• AIM OF THE TASK
Write out every entry precisely as given, leaving the pictures out.
>>>
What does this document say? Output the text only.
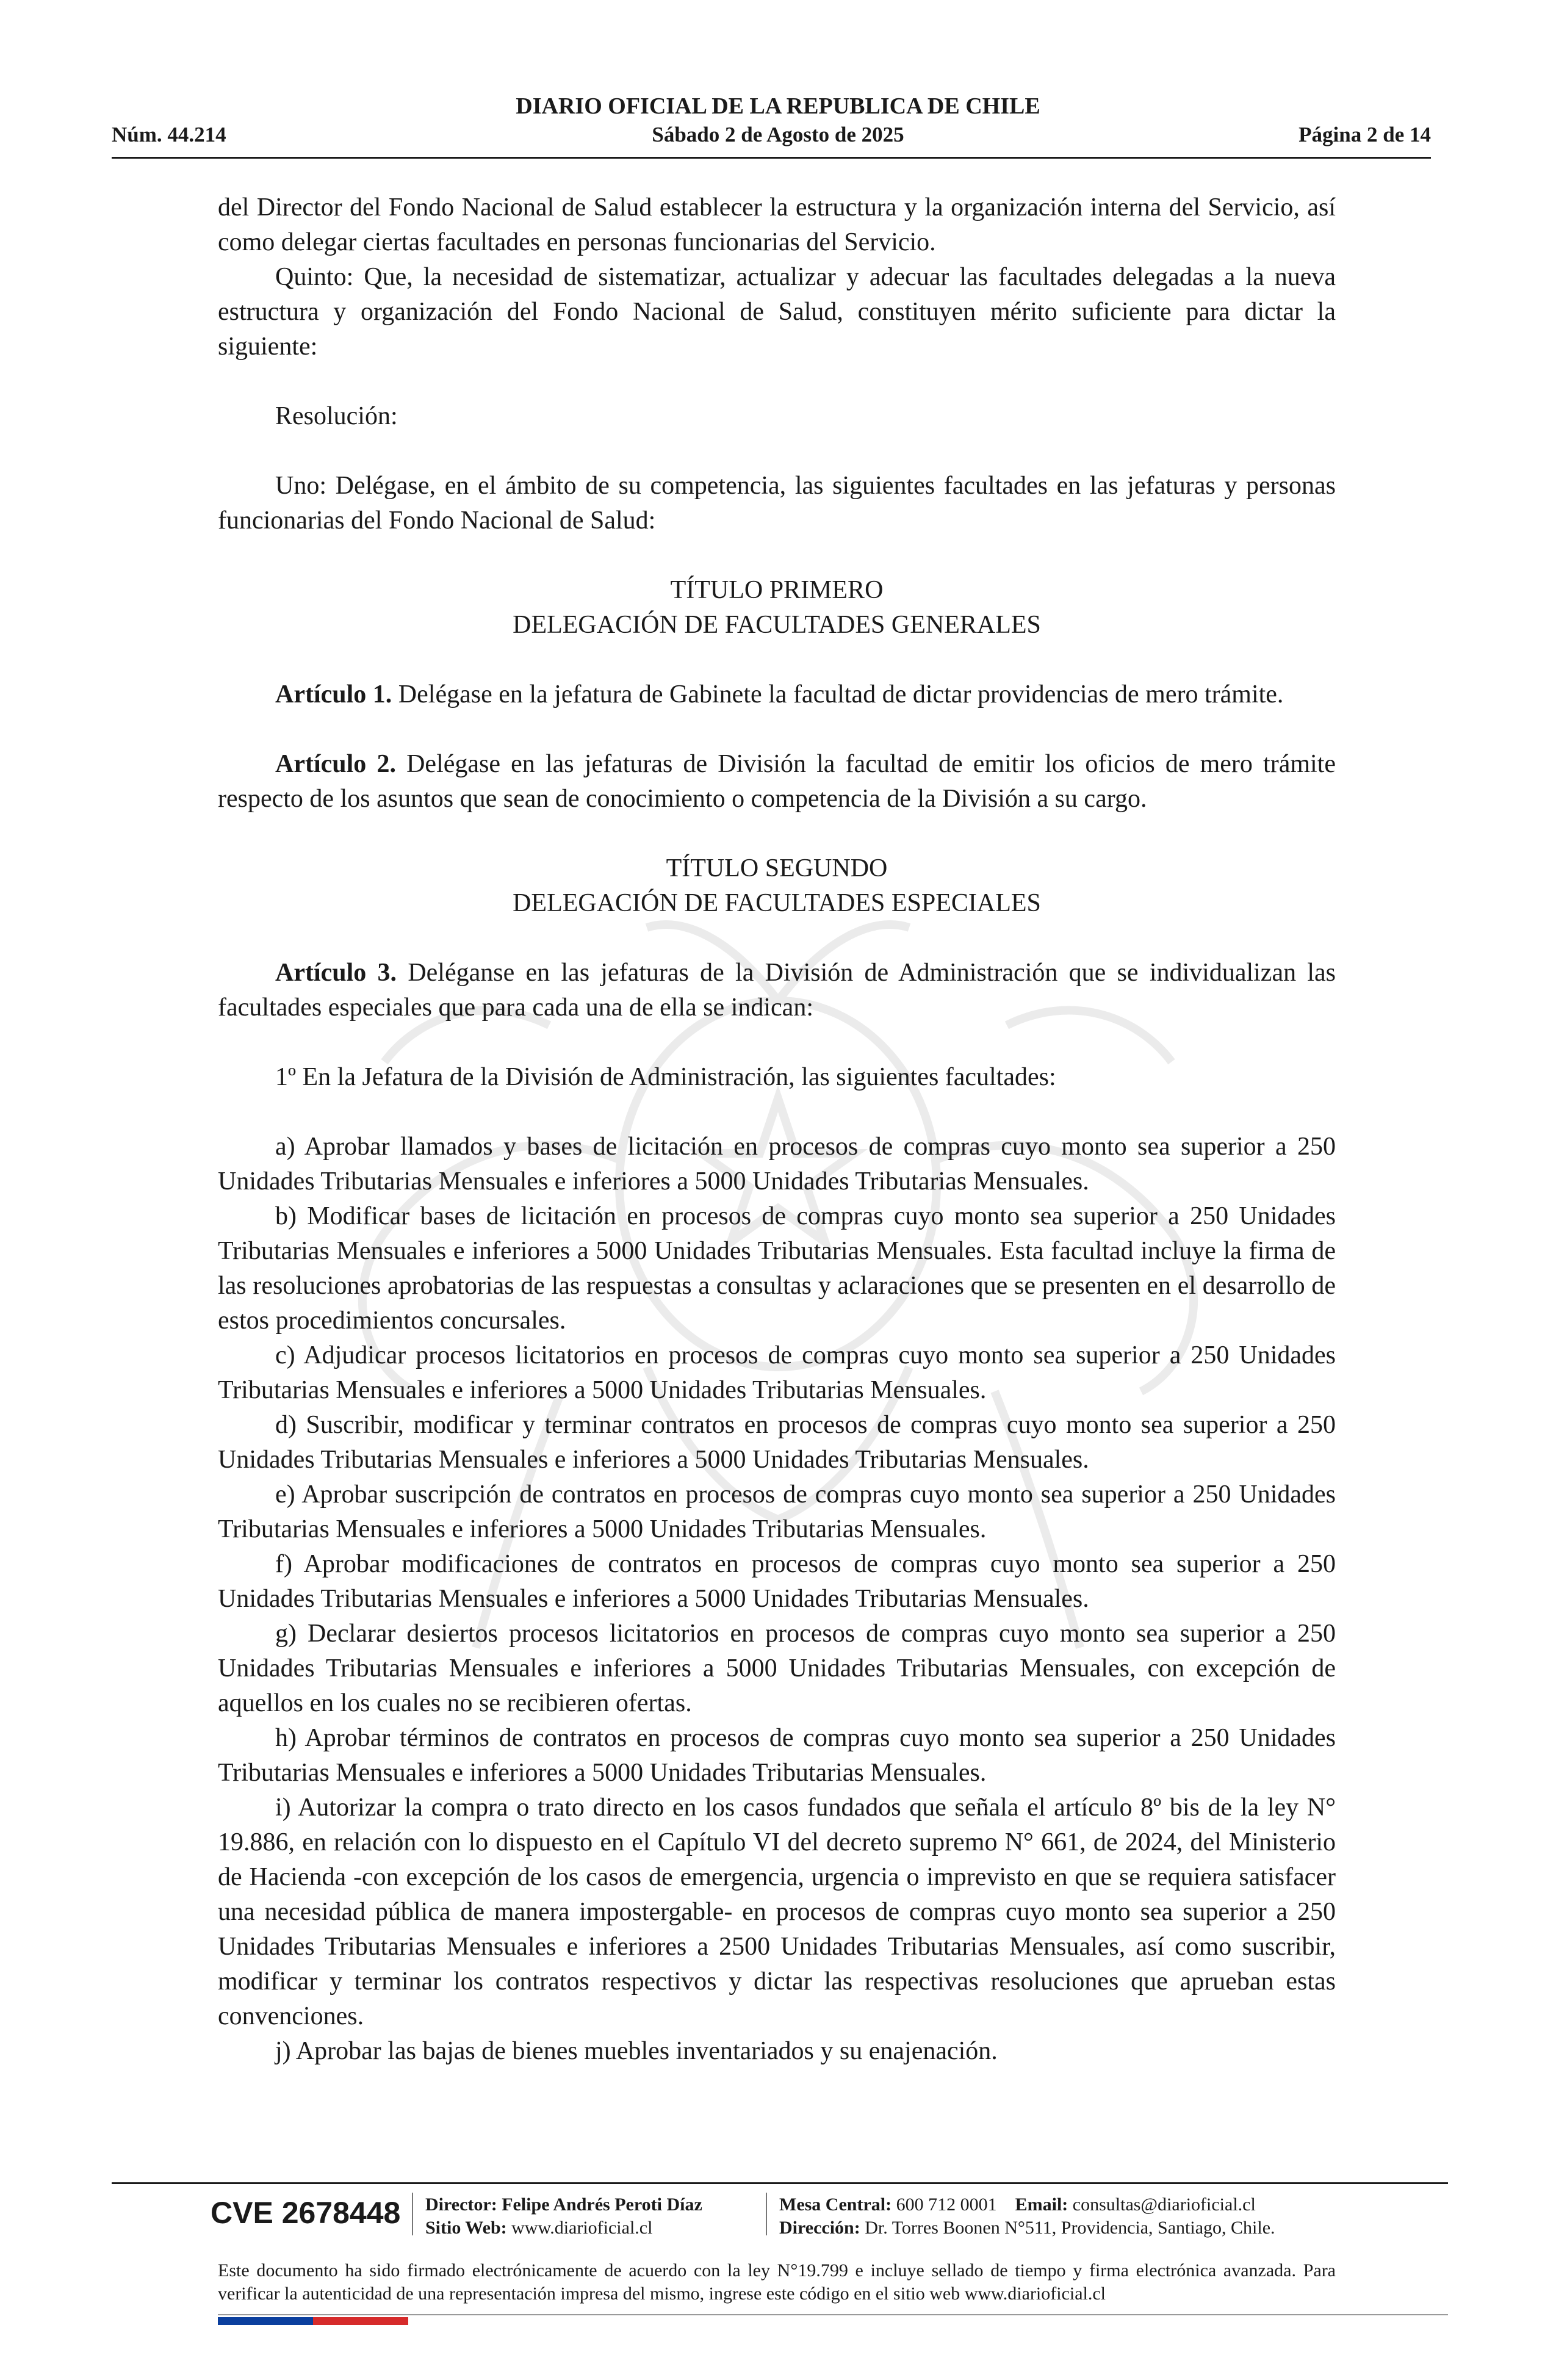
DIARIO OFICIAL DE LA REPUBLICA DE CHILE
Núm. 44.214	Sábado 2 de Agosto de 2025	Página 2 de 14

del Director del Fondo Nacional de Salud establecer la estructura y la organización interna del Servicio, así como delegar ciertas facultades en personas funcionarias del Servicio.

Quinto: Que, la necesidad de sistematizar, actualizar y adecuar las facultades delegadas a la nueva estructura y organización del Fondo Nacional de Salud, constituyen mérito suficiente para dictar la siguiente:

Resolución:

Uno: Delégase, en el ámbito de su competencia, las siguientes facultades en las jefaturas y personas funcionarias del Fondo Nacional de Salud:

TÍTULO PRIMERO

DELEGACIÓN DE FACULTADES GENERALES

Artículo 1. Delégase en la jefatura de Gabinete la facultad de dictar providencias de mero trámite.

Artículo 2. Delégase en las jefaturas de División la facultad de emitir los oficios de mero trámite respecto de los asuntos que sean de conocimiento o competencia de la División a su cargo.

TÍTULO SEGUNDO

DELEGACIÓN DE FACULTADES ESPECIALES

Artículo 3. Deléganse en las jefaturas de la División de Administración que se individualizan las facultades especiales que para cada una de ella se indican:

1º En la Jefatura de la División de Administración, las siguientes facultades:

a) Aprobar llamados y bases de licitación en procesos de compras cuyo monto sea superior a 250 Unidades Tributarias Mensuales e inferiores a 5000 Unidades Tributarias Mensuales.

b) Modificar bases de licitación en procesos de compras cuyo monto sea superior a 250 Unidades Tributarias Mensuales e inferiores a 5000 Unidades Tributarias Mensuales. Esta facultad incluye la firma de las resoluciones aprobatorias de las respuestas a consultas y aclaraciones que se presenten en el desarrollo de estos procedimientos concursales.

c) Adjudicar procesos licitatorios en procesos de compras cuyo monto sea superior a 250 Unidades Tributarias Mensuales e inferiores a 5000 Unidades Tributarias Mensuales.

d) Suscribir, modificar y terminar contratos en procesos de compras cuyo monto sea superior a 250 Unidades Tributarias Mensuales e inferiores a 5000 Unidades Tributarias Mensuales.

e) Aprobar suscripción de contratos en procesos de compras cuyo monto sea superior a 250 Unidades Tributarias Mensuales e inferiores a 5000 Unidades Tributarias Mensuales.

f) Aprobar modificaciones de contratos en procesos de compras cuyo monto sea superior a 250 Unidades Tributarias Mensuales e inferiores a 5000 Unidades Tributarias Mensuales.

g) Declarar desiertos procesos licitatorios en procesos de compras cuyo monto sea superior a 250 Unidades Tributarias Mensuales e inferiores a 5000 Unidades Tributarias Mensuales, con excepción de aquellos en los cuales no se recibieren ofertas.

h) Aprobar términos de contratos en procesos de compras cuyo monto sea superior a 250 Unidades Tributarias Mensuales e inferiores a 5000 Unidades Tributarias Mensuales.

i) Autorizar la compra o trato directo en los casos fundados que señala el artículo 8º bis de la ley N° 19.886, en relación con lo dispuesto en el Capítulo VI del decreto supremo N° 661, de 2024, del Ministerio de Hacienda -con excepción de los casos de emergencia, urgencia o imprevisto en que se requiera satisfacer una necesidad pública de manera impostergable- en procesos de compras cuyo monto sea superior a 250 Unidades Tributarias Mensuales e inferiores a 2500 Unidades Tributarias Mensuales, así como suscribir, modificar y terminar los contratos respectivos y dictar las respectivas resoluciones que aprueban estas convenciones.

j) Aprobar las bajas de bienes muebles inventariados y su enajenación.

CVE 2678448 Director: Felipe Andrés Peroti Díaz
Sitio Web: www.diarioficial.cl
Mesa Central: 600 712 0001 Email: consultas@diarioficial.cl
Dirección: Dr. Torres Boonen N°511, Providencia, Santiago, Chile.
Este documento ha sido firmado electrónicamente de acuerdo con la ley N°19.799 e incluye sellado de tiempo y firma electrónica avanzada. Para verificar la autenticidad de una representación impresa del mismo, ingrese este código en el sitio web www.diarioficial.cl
<<<
• REPLY
What does this document say? Output the text only.
DIARIO OFICIAL DE LA REPUBLICA DE CHILE
Núm. 44.214	Sábado 2 de Agosto de 2025	Página 2 de 14

del Director del Fondo Nacional de Salud establecer la estructura y la organización interna del Servicio, así como delegar ciertas facultades en personas funcionarias del Servicio.

Quinto: Que, la necesidad de sistematizar, actualizar y adecuar las facultades delegadas a la nueva estructura y organización del Fondo Nacional de Salud, constituyen mérito suficiente para dictar la siguiente:

Resolución:

Uno: Delégase, en el ámbito de su competencia, las siguientes facultades en las jefaturas y personas funcionarias del Fondo Nacional de Salud:

TÍTULO PRIMERO

DELEGACIÓN DE FACULTADES GENERALES

Artículo 1. Delégase en la jefatura de Gabinete la facultad de dictar providencias de mero trámite.

Artículo 2. Delégase en las jefaturas de División la facultad de emitir los oficios de mero trámite respecto de los asuntos que sean de conocimiento o competencia de la División a su cargo.

TÍTULO SEGUNDO

DELEGACIÓN DE FACULTADES ESPECIALES

Artículo 3. Deléganse en las jefaturas de la División de Administración que se individualizan las facultades especiales que para cada una de ella se indican:

1º En la Jefatura de la División de Administración, las siguientes facultades:

a) Aprobar llamados y bases de licitación en procesos de compras cuyo monto sea superior a 250 Unidades Tributarias Mensuales e inferiores a 5000 Unidades Tributarias Mensuales.

b) Modificar bases de licitación en procesos de compras cuyo monto sea superior a 250 Unidades Tributarias Mensuales e inferiores a 5000 Unidades Tributarias Mensuales. Esta facultad incluye la firma de las resoluciones aprobatorias de las respuestas a consultas y aclaraciones que se presenten en el desarrollo de estos procedimientos concursales.

c) Adjudicar procesos licitatorios en procesos de compras cuyo monto sea superior a 250 Unidades Tributarias Mensuales e inferiores a 5000 Unidades Tributarias Mensuales.

d) Suscribir, modificar y terminar contratos en procesos de compras cuyo monto sea superior a 250 Unidades Tributarias Mensuales e inferiores a 5000 Unidades Tributarias Mensuales.

e) Aprobar suscripción de contratos en procesos de compras cuyo monto sea superior a 250 Unidades Tributarias Mensuales e inferiores a 5000 Unidades Tributarias Mensuales.

f) Aprobar modificaciones de contratos en procesos de compras cuyo monto sea superior a 250 Unidades Tributarias Mensuales e inferiores a 5000 Unidades Tributarias Mensuales.

g) Declarar desiertos procesos licitatorios en procesos de compras cuyo monto sea superior a 250 Unidades Tributarias Mensuales e inferiores a 5000 Unidades Tributarias Mensuales, con excepción de aquellos en los cuales no se recibieren ofertas.

h) Aprobar términos de contratos en procesos de compras cuyo monto sea superior a 250 Unidades Tributarias Mensuales e inferiores a 5000 Unidades Tributarias Mensuales.

i) Autorizar la compra o trato directo en los casos fundados que señala el artículo 8º bis de la ley N° 19.886, en relación con lo dispuesto en el Capítulo VI del decreto supremo N° 661, de 2024, del Ministerio de Hacienda -con excepción de los casos de emergencia, urgencia o imprevisto en que se requiera satisfacer una necesidad pública de manera impostergable- en procesos de compras cuyo monto sea superior a 250 Unidades Tributarias Mensuales e inferiores a 2500 Unidades Tributarias Mensuales, así como suscribir, modificar y terminar los contratos respectivos y dictar las respectivas resoluciones que aprueban estas convenciones.

j) Aprobar las bajas de bienes muebles inventariados y su enajenación.

CVE 2678448 Director: Felipe Andrés Peroti Díaz
Sitio Web: www.diarioficial.cl
Mesa Central: 600 712 0001 Email: consultas@diarioficial.cl
Dirección: Dr. Torres Boonen N°511, Providencia, Santiago, Chile.
Este documento ha sido firmado electrónicamente de acuerdo con la ley N°19.799 e incluye sellado de tiempo y firma electrónica avanzada. Para verificar la autenticidad de una representación impresa del mismo, ingrese este código en el sitio web www.diarioficial.cl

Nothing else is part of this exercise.